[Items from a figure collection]
— begin —
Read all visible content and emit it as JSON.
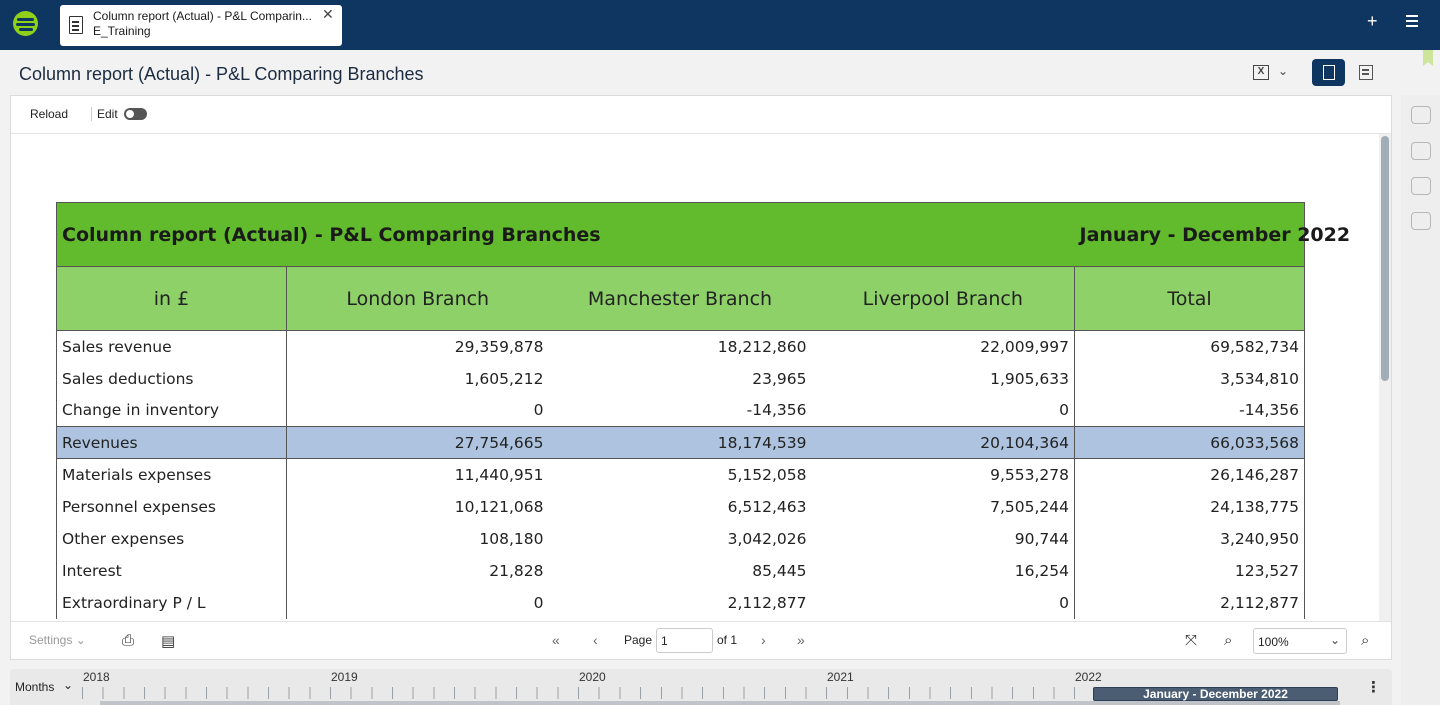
{
  "app": {
    "tab_title": "Column report (Actual) - P&L Comparin...",
    "tab_subtitle": "E_Training",
    "tab_close": "✕",
    "add_label": "+"
  },
  "header": {
    "page_title": "Column report (Actual) - P&L Comparing Branches",
    "excel_glyph": "X",
    "chevron": "⌄"
  },
  "toolbar": {
    "reload_label": "Reload",
    "edit_label": "Edit",
    "edit_toggle_on": false
  },
  "report": {
    "title": "Column report (Actual) - P&L Comparing Branches",
    "period": "January - December 2022",
    "columns": [
      "in £",
      "London Branch",
      "Manchester Branch",
      "Liverpool Branch",
      "Total"
    ],
    "rows": [
      {
        "label": "Sales revenue",
        "values": [
          "29,359,878",
          "18,212,860",
          "22,009,997",
          "69,582,734"
        ],
        "highlight": false
      },
      {
        "label": "Sales deductions",
        "values": [
          "1,605,212",
          "23,965",
          "1,905,633",
          "3,534,810"
        ],
        "highlight": false
      },
      {
        "label": "Change in inventory",
        "values": [
          "0",
          "-14,356",
          "0",
          "-14,356"
        ],
        "highlight": false
      },
      {
        "label": "Revenues",
        "values": [
          "27,754,665",
          "18,174,539",
          "20,104,364",
          "66,033,568"
        ],
        "highlight": true
      },
      {
        "label": "Materials expenses",
        "values": [
          "11,440,951",
          "5,152,058",
          "9,553,278",
          "26,146,287"
        ],
        "highlight": false
      },
      {
        "label": "Personnel expenses",
        "values": [
          "10,121,068",
          "6,512,463",
          "7,505,244",
          "24,138,775"
        ],
        "highlight": false
      },
      {
        "label": "Other expenses",
        "values": [
          "108,180",
          "3,042,026",
          "90,744",
          "3,240,950"
        ],
        "highlight": false
      },
      {
        "label": "Interest",
        "values": [
          "21,828",
          "85,445",
          "16,254",
          "123,527"
        ],
        "highlight": false
      },
      {
        "label": "Extraordinary P / L",
        "values": [
          "0",
          "2,112,877",
          "0",
          "2,112,877"
        ],
        "highlight": false
      }
    ],
    "highlight_color": "#adc3df",
    "title_color": "#62bb2c",
    "header_color": "#8ed168"
  },
  "footer": {
    "settings_label": "Settings",
    "page_label": "Page",
    "page_value": "1",
    "of_label": "of 1",
    "zoom_value": "100%",
    "first_glyph": "«",
    "prev_glyph": "‹",
    "next_glyph": "›",
    "last_glyph": "»"
  },
  "timeline": {
    "granularity": "Months",
    "years": [
      "2018",
      "2019",
      "2020",
      "2021",
      "2022"
    ],
    "selected_range": "January - December 2022",
    "kebab": "⋮"
  },
  "colors": {
    "topbar": "#0f3661",
    "brand_green": "#8fd118"
  }
}
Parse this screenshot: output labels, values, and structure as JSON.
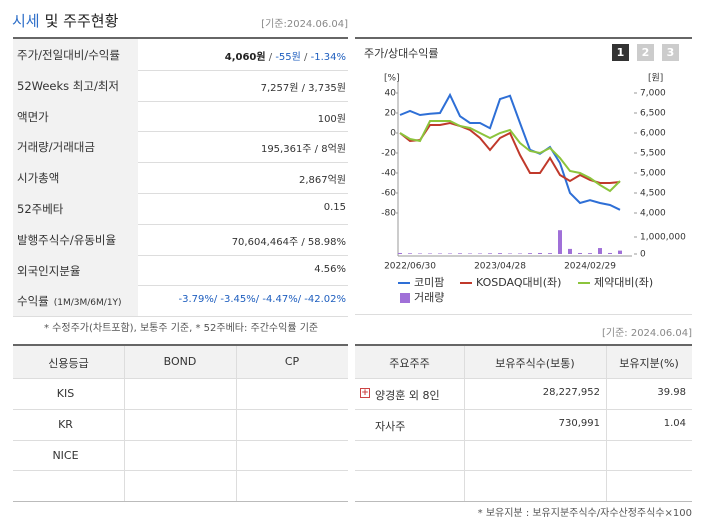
{
  "header": {
    "title_highlight": "시세",
    "title_rest": "및 주주현황",
    "date": "[기준:2024.06.04]"
  },
  "price_table": {
    "rows": [
      {
        "label": "주가/전일대비/수익률",
        "value": [
          {
            "text": "4,060원",
            "color": "#222222"
          },
          {
            "text": " / ",
            "color": "#555555"
          },
          {
            "text": "-55원",
            "color": "#1f5fbf"
          },
          {
            "text": " / ",
            "color": "#555555"
          },
          {
            "text": "-1.34%",
            "color": "#1f5fbf"
          }
        ]
      },
      {
        "label": "52Weeks 최고/최저",
        "value": [
          {
            "text": "7,257원 / 3,735원",
            "color": "#333333"
          }
        ]
      },
      {
        "label": "액면가",
        "value": [
          {
            "text": "100원",
            "color": "#333333"
          }
        ]
      },
      {
        "label": "거래량/거래대금",
        "value": [
          {
            "text": "195,361주 / 8억원",
            "color": "#333333"
          }
        ]
      },
      {
        "label": "시가총액",
        "value": [
          {
            "text": "2,867억원",
            "color": "#333333"
          }
        ]
      },
      {
        "label": "52주베타",
        "value": [
          {
            "text": "0.15",
            "color": "#333333"
          }
        ]
      },
      {
        "label": "발행주식수/유동비율",
        "value": [
          {
            "text": "70,604,464주 / 58.98%",
            "color": "#333333"
          }
        ]
      },
      {
        "label": "외국인지분율",
        "value": [
          {
            "text": "4.56%",
            "color": "#333333"
          }
        ]
      },
      {
        "label": "수익률",
        "label_note": "(1M/3M/6M/1Y)",
        "value": [
          {
            "text": "-3.79%/ -3.45%/ -4.47%/ -42.02%",
            "color": "#1f5fbf"
          }
        ]
      }
    ]
  },
  "price_note": "* 수정주가(차트포함), 보통주 기준, * 52주베타: 주간수익률 기준",
  "chart_panel": {
    "title": "주가/상대수익률",
    "tabs": [
      "1",
      "2",
      "3"
    ]
  },
  "chart_data": {
    "type": "line",
    "y_unit": "[%]",
    "y2_unit": "[원]",
    "categories": [
      null,
      "2022/06/30",
      null,
      null,
      null,
      null,
      null,
      null,
      null,
      null,
      "2023/04/28",
      null,
      null,
      null,
      null,
      null,
      null,
      null,
      null,
      "2024/02/29",
      null,
      null,
      null
    ],
    "ylim": [
      -80,
      40
    ],
    "yticks": [
      40,
      20,
      0,
      -20,
      -40,
      -60,
      -80
    ],
    "y2lim": [
      4000,
      7000
    ],
    "y2ticks": [
      {
        "value": 7000,
        "label": "7,000"
      },
      {
        "value": 6500,
        "label": "6,500"
      },
      {
        "value": 6000,
        "label": "6,000"
      },
      {
        "value": 5500,
        "label": "5,500"
      },
      {
        "value": 5000,
        "label": "5,000"
      },
      {
        "value": 4500,
        "label": "4,500"
      },
      {
        "value": 4000,
        "label": "4,000"
      }
    ],
    "y3lim": [
      0,
      1500000
    ],
    "y3ticks": [
      {
        "value": 1000000,
        "label": "1,000,000"
      },
      0
    ],
    "series": [
      {
        "name": "코미팜",
        "color": "#2e6fd6",
        "axis": "y2",
        "values": [
          6450,
          6550,
          6450,
          6480,
          6500,
          6950,
          6420,
          6250,
          6250,
          6120,
          6850,
          6930,
          6250,
          5580,
          5480,
          5650,
          5250,
          4500,
          4250,
          4320,
          4250,
          4200,
          4080
        ]
      },
      {
        "name": "KOSDAQ대비(좌)",
        "color": "#c0392b",
        "values": [
          0,
          -8,
          -7,
          8,
          8,
          10,
          7,
          3,
          -5,
          -17,
          -5,
          0,
          -22,
          -40,
          -40,
          -25,
          -42,
          -48,
          -42,
          -47,
          -50,
          -50,
          -49
        ]
      },
      {
        "name": "제약대비(좌)",
        "color": "#8cc43c",
        "values": [
          0,
          -6,
          -8,
          12,
          12,
          12,
          7,
          5,
          0,
          -5,
          0,
          3,
          -10,
          -18,
          -20,
          -15,
          -25,
          -38,
          -40,
          -45,
          -52,
          -58,
          -48
        ]
      },
      {
        "name": "거래량",
        "color": "#a070d8",
        "axis": "y3",
        "type": "bar",
        "values": [
          60000,
          40000,
          30000,
          30000,
          30000,
          30000,
          40000,
          30000,
          30000,
          40000,
          50000,
          30000,
          30000,
          50000,
          60000,
          50000,
          1400000,
          300000,
          60000,
          50000,
          350000,
          60000,
          200000
        ]
      }
    ]
  },
  "holders_date": "[기준: 2024.06.04]",
  "credit_table": {
    "columns": [
      "신용등급",
      "BOND",
      "CP"
    ],
    "rows": [
      [
        "KIS"
      ],
      [
        "KR"
      ],
      [
        "NICE"
      ]
    ]
  },
  "holders_table": {
    "columns": [
      "주요주주",
      "보유주식수(보통)",
      "보유지분(%)"
    ],
    "rows": [
      [
        "양경훈 외 8인",
        "28,227,952",
        "39.98"
      ],
      [
        "자사주",
        "730,991",
        "1.04"
      ]
    ]
  },
  "holders_note": "* 보유지분 : 보유지분주식수/자수산정주식수×100"
}
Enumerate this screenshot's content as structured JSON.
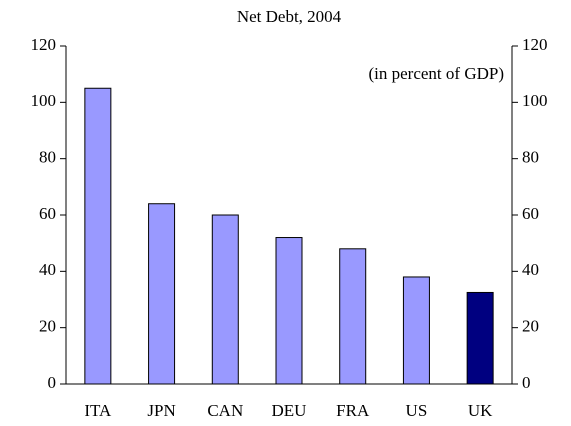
{
  "chart_data": {
    "type": "bar",
    "title": "Net Debt, 2004",
    "annotation": "(in percent of GDP)",
    "categories": [
      "ITA",
      "JPN",
      "CAN",
      "DEU",
      "FRA",
      "US",
      "UK"
    ],
    "values": [
      105,
      64,
      60,
      52,
      48,
      38,
      32.5
    ],
    "colors": [
      "#9999ff",
      "#9999ff",
      "#9999ff",
      "#9999ff",
      "#9999ff",
      "#9999ff",
      "#000080"
    ],
    "ylim": [
      0,
      120
    ],
    "yticks": [
      0,
      20,
      40,
      60,
      80,
      100,
      120
    ],
    "y2lim": [
      0,
      120
    ],
    "y2ticks": [
      0,
      20,
      40,
      60,
      80,
      100,
      120
    ]
  }
}
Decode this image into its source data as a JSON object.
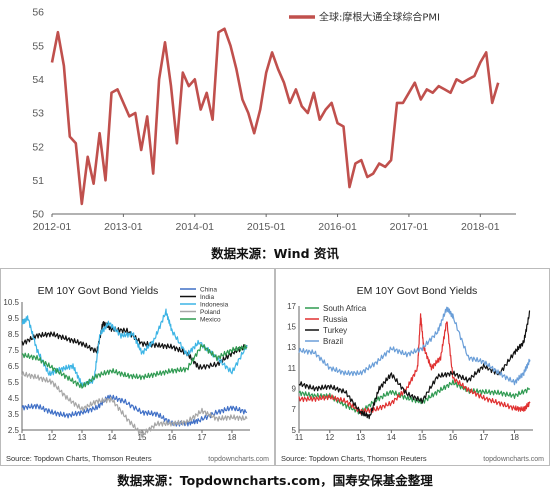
{
  "caption_top": "数据来源：Wind 资讯",
  "caption_bottom": "数据来源：Topdowncharts.com，国寿安保基金整理",
  "chart_data": [
    {
      "type": "line",
      "title": "",
      "legend_position": "top-right",
      "ylim": [
        50,
        56
      ],
      "yticks": [
        "56",
        "55",
        "54",
        "53",
        "52",
        "51",
        "50"
      ],
      "xlim": [
        2012.0,
        2018.5
      ],
      "xticks": [
        {
          "label": "2012-01",
          "x": 2012.0
        },
        {
          "label": "2013-01",
          "x": 2013.0
        },
        {
          "label": "2014-01",
          "x": 2014.0
        },
        {
          "label": "2015-01",
          "x": 2015.0
        },
        {
          "label": "2016-01",
          "x": 2016.0
        },
        {
          "label": "2017-01",
          "x": 2017.0
        },
        {
          "label": "2018-01",
          "x": 2018.0
        }
      ],
      "series": [
        {
          "name": "全球:摩根大通全球综合PMI",
          "color": "#c0504d",
          "x": [
            2012.0,
            2012.083,
            2012.167,
            2012.25,
            2012.333,
            2012.417,
            2012.5,
            2012.583,
            2012.667,
            2012.75,
            2012.833,
            2012.917,
            2013.0,
            2013.083,
            2013.167,
            2013.25,
            2013.333,
            2013.417,
            2013.5,
            2013.583,
            2013.667,
            2013.75,
            2013.833,
            2013.917,
            2014.0,
            2014.083,
            2014.167,
            2014.25,
            2014.333,
            2014.417,
            2014.5,
            2014.583,
            2014.667,
            2014.75,
            2014.833,
            2014.917,
            2015.0,
            2015.083,
            2015.167,
            2015.25,
            2015.333,
            2015.417,
            2015.5,
            2015.583,
            2015.667,
            2015.75,
            2015.833,
            2015.917,
            2016.0,
            2016.083,
            2016.167,
            2016.25,
            2016.333,
            2016.417,
            2016.5,
            2016.583,
            2016.667,
            2016.75,
            2016.833,
            2016.917,
            2017.0,
            2017.083,
            2017.167,
            2017.25,
            2017.333,
            2017.417,
            2017.5,
            2017.583,
            2017.667,
            2017.75,
            2017.833,
            2017.917,
            2018.0,
            2018.083,
            2018.167,
            2018.25
          ],
          "values": [
            54.5,
            55.4,
            54.4,
            52.3,
            52.1,
            50.3,
            51.7,
            50.9,
            52.4,
            51.0,
            53.6,
            53.7,
            53.3,
            52.9,
            53.0,
            51.9,
            52.9,
            51.2,
            54.0,
            55.1,
            53.8,
            52.1,
            54.2,
            53.8,
            54.0,
            53.1,
            53.6,
            52.8,
            55.4,
            55.5,
            55.0,
            54.3,
            53.4,
            53.0,
            52.4,
            53.1,
            54.2,
            54.8,
            54.3,
            53.9,
            53.3,
            53.7,
            53.2,
            53.0,
            53.6,
            52.8,
            53.1,
            53.3,
            52.7,
            52.6,
            50.8,
            51.5,
            51.6,
            51.1,
            51.2,
            51.5,
            51.4,
            51.6,
            53.3,
            53.3,
            53.6,
            53.9,
            53.4,
            53.7,
            53.6,
            53.8,
            53.7,
            53.6,
            54.0,
            53.9,
            54.0,
            54.1,
            54.5,
            54.8,
            53.3,
            53.9
          ]
        }
      ]
    },
    {
      "type": "line",
      "title": "EM 10Y Govt Bond Yields",
      "source": "Source: Topdown Charts, Thomson Reuters",
      "watermark": "topdowncharts.com",
      "legend_position": "top-right",
      "ylim": [
        2.5,
        10.5
      ],
      "yticks": [
        "10.5",
        "9.5",
        "8.5",
        "7.5",
        "6.5",
        "5.5",
        "4.5",
        "3.5",
        "2.5"
      ],
      "xlim": [
        2011.0,
        2018.6
      ],
      "xticks": [
        {
          "label": "11",
          "x": 2011
        },
        {
          "label": "12",
          "x": 2012
        },
        {
          "label": "13",
          "x": 2013
        },
        {
          "label": "14",
          "x": 2014
        },
        {
          "label": "15",
          "x": 2015
        },
        {
          "label": "16",
          "x": 2016
        },
        {
          "label": "17",
          "x": 2017
        },
        {
          "label": "18",
          "x": 2018
        }
      ],
      "series": [
        {
          "name": "China",
          "color": "#3f6fc6",
          "x": [
            2011.0,
            2011.5,
            2012.0,
            2012.5,
            2013.0,
            2013.5,
            2013.9,
            2014.4,
            2015.0,
            2015.5,
            2016.0,
            2016.5,
            2016.9,
            2017.5,
            2018.0,
            2018.5
          ],
          "values": [
            3.9,
            4.0,
            3.6,
            3.4,
            3.6,
            3.9,
            4.6,
            4.3,
            3.6,
            3.5,
            2.9,
            2.9,
            3.1,
            3.6,
            3.9,
            3.6
          ]
        },
        {
          "name": "India",
          "color": "#111111",
          "x": [
            2011.0,
            2011.5,
            2012.0,
            2012.5,
            2013.0,
            2013.5,
            2013.7,
            2014.0,
            2014.5,
            2015.0,
            2015.5,
            2016.0,
            2016.5,
            2016.9,
            2017.5,
            2018.0,
            2018.5
          ],
          "values": [
            7.9,
            8.4,
            8.5,
            8.2,
            7.9,
            7.4,
            9.2,
            8.8,
            8.7,
            7.9,
            7.8,
            7.7,
            7.3,
            6.4,
            6.6,
            7.3,
            7.8
          ]
        },
        {
          "name": "Indonesia",
          "color": "#3cb4e5",
          "x": [
            2011.0,
            2011.2,
            2011.5,
            2011.9,
            2012.3,
            2012.7,
            2013.0,
            2013.4,
            2013.6,
            2013.9,
            2014.3,
            2014.7,
            2015.0,
            2015.4,
            2015.8,
            2016.0,
            2016.5,
            2016.9,
            2017.5,
            2018.0,
            2018.5
          ],
          "values": [
            9.2,
            9.5,
            7.5,
            6.0,
            6.3,
            6.5,
            5.3,
            5.6,
            8.5,
            9.2,
            8.4,
            8.5,
            7.3,
            8.1,
            9.9,
            8.7,
            7.2,
            8.0,
            7.0,
            6.1,
            7.8
          ]
        },
        {
          "name": "Poland",
          "color": "#a6a6a6",
          "x": [
            2011.0,
            2011.5,
            2012.0,
            2012.5,
            2013.0,
            2013.5,
            2014.0,
            2014.5,
            2015.0,
            2015.5,
            2016.0,
            2016.5,
            2017.0,
            2017.5,
            2018.0,
            2018.5
          ],
          "values": [
            6.0,
            5.8,
            5.5,
            4.5,
            3.8,
            4.3,
            4.4,
            3.2,
            2.2,
            2.9,
            2.9,
            3.0,
            3.7,
            3.2,
            3.3,
            3.2
          ]
        },
        {
          "name": "Mexico",
          "color": "#2f9a51",
          "x": [
            2011.0,
            2011.5,
            2012.0,
            2012.5,
            2013.0,
            2013.5,
            2014.0,
            2014.5,
            2015.0,
            2015.5,
            2016.0,
            2016.5,
            2017.0,
            2017.5,
            2018.0,
            2018.5
          ],
          "values": [
            7.2,
            7.0,
            6.4,
            5.8,
            5.2,
            5.9,
            6.2,
            5.9,
            5.8,
            6.0,
            6.2,
            6.3,
            7.8,
            7.0,
            7.5,
            7.7
          ]
        }
      ]
    },
    {
      "type": "line",
      "title": "EM 10Y Govt Bond Yields",
      "source": "Source: Topdown Charts, Thomson Reuters",
      "watermark": "topdowncharts.com",
      "legend_position": "top-left",
      "ylim": [
        5,
        17
      ],
      "yticks": [
        "17",
        "15",
        "13",
        "11",
        "9",
        "7",
        "5"
      ],
      "xlim": [
        2011.0,
        2018.6
      ],
      "xticks": [
        {
          "label": "11",
          "x": 2011
        },
        {
          "label": "12",
          "x": 2012
        },
        {
          "label": "13",
          "x": 2013
        },
        {
          "label": "14",
          "x": 2014
        },
        {
          "label": "15",
          "x": 2015
        },
        {
          "label": "16",
          "x": 2016
        },
        {
          "label": "17",
          "x": 2017
        },
        {
          "label": "18",
          "x": 2018
        }
      ],
      "series": [
        {
          "name": "South Africa",
          "color": "#2f9a51",
          "x": [
            2011.0,
            2011.5,
            2012.0,
            2012.5,
            2013.0,
            2013.5,
            2014.0,
            2014.5,
            2015.0,
            2015.5,
            2016.0,
            2016.5,
            2017.0,
            2017.5,
            2018.0,
            2018.5
          ],
          "values": [
            8.6,
            8.3,
            8.3,
            7.4,
            6.7,
            7.9,
            8.7,
            8.1,
            7.7,
            8.7,
            9.6,
            8.8,
            8.7,
            8.6,
            8.3,
            9.0
          ]
        },
        {
          "name": "Russia",
          "color": "#e03131",
          "x": [
            2011.0,
            2011.5,
            2012.0,
            2012.5,
            2013.0,
            2013.5,
            2014.0,
            2014.5,
            2014.85,
            2014.95,
            2015.05,
            2015.3,
            2015.6,
            2015.8,
            2016.0,
            2016.5,
            2017.0,
            2017.5,
            2018.0,
            2018.3,
            2018.5
          ],
          "values": [
            8.0,
            8.0,
            8.2,
            7.8,
            6.8,
            7.0,
            7.6,
            9.0,
            11.0,
            16.1,
            13.0,
            11.0,
            12.0,
            15.6,
            10.0,
            8.9,
            8.1,
            7.6,
            7.1,
            7.0,
            7.6
          ]
        },
        {
          "name": "Turkey",
          "color": "#111111",
          "x": [
            2011.0,
            2011.5,
            2012.0,
            2012.5,
            2013.0,
            2013.3,
            2013.6,
            2014.0,
            2014.5,
            2015.0,
            2015.5,
            2016.0,
            2016.5,
            2017.0,
            2017.5,
            2018.0,
            2018.3,
            2018.5
          ],
          "values": [
            9.5,
            9.0,
            9.2,
            8.7,
            6.7,
            6.3,
            9.0,
            10.4,
            8.5,
            7.8,
            10.2,
            10.5,
            9.8,
            11.2,
            10.4,
            12.5,
            13.5,
            16.5
          ]
        },
        {
          "name": "Brazil",
          "color": "#6a9ed8",
          "x": [
            2011.0,
            2011.5,
            2012.0,
            2012.5,
            2013.0,
            2013.5,
            2014.0,
            2014.5,
            2015.0,
            2015.5,
            2015.8,
            2016.0,
            2016.5,
            2017.0,
            2017.5,
            2018.0,
            2018.3,
            2018.5
          ],
          "values": [
            12.7,
            12.5,
            11.0,
            10.5,
            10.5,
            11.5,
            12.9,
            12.3,
            12.9,
            14.5,
            16.8,
            16.0,
            12.0,
            11.6,
            10.5,
            9.6,
            10.5,
            11.8
          ]
        }
      ]
    }
  ]
}
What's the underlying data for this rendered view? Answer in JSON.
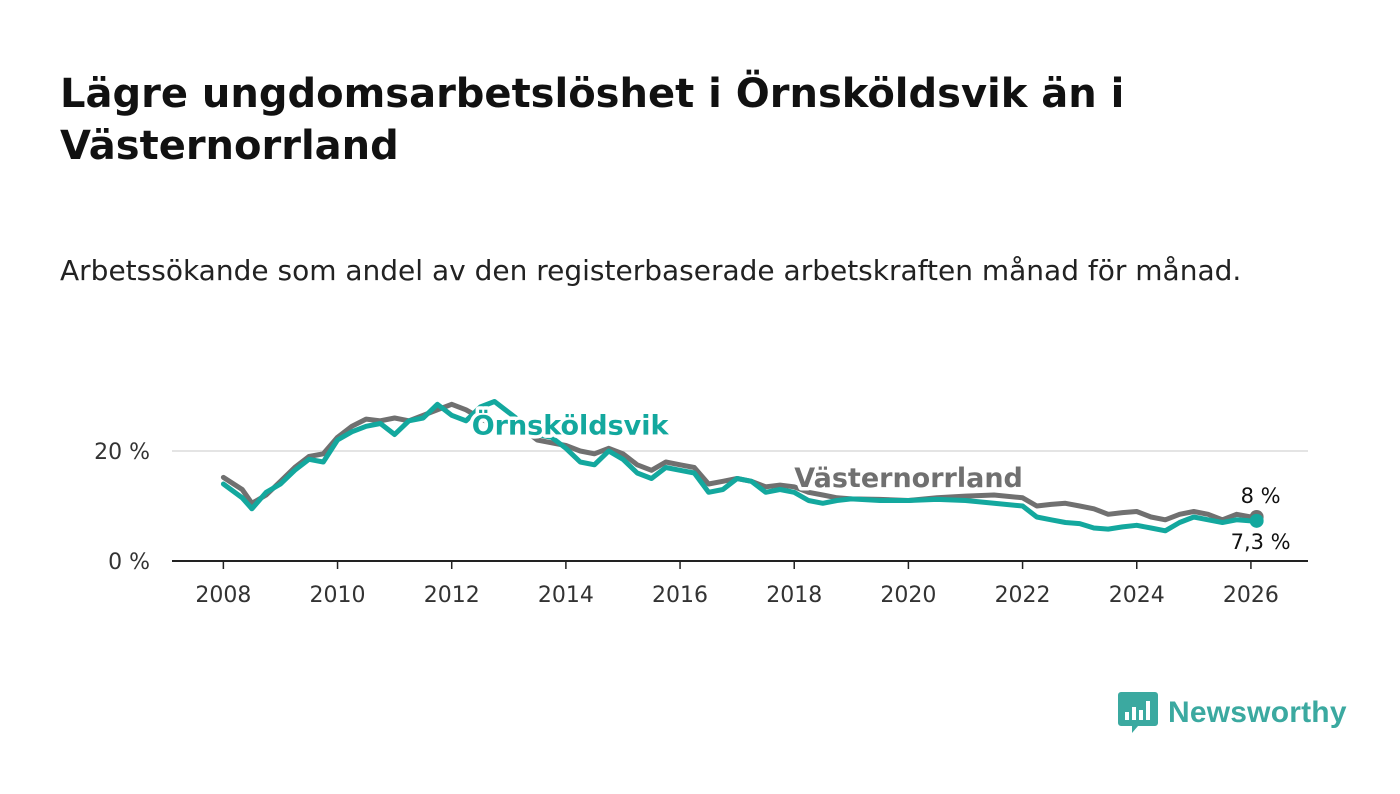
— end —
- WHAT NEEDS TO BE DONE
Copy, from the material, each line that holds the string "January".

- IN RESPONSE
    "period": "January - December 2022",
    "selected_range": "January - December 2022",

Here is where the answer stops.